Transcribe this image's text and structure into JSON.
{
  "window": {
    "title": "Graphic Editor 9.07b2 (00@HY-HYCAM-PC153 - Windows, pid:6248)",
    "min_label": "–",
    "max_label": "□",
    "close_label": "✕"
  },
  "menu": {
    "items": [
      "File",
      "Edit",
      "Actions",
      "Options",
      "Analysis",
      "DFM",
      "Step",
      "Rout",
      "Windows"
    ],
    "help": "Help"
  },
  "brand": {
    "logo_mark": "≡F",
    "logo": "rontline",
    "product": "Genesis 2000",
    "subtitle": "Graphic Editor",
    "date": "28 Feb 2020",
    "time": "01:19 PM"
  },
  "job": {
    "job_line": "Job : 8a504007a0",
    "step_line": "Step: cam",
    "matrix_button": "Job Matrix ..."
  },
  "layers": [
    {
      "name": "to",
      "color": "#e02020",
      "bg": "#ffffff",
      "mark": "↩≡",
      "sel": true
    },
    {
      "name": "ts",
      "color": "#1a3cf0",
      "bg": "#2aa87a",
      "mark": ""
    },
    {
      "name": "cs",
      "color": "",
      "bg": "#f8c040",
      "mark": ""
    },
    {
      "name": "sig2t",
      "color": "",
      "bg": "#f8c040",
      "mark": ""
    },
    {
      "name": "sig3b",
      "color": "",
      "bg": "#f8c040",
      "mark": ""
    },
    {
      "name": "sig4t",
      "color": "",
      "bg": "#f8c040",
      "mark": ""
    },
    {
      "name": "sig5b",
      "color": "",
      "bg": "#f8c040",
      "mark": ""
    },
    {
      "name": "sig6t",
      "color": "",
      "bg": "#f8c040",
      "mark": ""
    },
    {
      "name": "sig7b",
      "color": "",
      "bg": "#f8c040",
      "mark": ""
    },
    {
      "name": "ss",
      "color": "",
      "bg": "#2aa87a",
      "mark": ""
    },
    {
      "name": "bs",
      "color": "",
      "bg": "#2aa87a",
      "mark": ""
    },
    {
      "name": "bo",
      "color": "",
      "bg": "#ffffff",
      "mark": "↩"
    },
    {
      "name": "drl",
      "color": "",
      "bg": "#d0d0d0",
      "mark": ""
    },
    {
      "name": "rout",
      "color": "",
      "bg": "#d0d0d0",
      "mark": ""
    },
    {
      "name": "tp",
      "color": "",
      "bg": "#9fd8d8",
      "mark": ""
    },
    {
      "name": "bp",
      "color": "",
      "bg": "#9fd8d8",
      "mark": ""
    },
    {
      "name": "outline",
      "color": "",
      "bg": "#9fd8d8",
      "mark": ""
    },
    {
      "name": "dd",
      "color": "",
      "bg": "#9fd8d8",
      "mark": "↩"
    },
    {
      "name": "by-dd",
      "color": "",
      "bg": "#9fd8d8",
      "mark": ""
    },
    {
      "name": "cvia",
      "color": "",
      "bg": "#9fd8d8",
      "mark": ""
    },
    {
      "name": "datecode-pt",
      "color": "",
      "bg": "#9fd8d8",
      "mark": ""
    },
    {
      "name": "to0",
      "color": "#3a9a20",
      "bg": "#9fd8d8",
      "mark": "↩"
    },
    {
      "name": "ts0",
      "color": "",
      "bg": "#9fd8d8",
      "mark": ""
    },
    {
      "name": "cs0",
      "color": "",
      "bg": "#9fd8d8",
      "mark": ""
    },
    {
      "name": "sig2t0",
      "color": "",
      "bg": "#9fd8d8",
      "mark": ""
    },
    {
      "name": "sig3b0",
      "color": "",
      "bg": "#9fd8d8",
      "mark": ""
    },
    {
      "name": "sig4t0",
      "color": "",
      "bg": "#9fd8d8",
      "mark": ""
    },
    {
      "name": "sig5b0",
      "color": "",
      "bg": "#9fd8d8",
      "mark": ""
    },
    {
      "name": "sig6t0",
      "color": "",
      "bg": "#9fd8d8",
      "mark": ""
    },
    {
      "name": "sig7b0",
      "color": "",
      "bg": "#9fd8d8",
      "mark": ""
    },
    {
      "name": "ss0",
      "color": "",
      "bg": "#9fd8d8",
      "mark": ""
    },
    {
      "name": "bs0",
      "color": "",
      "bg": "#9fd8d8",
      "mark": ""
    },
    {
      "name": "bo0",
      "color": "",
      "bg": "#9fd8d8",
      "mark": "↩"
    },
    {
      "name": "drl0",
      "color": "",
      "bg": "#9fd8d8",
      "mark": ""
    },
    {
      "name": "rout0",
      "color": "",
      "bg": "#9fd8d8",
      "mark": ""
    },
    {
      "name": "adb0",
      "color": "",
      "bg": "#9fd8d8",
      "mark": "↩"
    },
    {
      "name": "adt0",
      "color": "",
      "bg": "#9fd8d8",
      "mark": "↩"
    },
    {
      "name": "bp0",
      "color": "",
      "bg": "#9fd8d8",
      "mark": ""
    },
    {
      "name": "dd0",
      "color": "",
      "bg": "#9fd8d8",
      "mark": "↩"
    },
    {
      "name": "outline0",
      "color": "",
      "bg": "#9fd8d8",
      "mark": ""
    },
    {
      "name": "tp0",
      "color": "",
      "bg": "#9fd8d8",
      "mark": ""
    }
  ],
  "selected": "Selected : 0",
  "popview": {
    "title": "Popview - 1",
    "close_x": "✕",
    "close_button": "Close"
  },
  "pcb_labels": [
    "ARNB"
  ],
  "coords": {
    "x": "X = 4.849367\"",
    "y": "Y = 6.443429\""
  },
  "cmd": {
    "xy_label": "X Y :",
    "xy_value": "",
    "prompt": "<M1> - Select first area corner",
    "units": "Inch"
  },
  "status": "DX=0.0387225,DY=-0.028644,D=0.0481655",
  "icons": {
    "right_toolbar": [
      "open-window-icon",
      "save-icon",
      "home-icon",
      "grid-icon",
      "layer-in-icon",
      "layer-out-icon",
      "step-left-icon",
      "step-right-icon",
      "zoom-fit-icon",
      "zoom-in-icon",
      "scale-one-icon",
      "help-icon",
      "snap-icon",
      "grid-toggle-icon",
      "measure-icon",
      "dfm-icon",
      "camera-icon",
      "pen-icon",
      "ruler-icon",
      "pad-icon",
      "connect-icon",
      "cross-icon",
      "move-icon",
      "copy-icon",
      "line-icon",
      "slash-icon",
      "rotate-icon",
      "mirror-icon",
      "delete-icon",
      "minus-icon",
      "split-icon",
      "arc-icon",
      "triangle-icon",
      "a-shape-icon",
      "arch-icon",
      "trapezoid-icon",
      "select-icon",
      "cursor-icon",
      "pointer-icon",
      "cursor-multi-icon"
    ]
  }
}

-.-.-

→ **Task requirements**: If a line in the data above holds the string "Windows", copy it.

→ **Response to the exercise**:
    "title": "Graphic Editor 9.07b2 (00@HY-HYCAM-PC153 - Windows, pid:6248)",
      "Windows"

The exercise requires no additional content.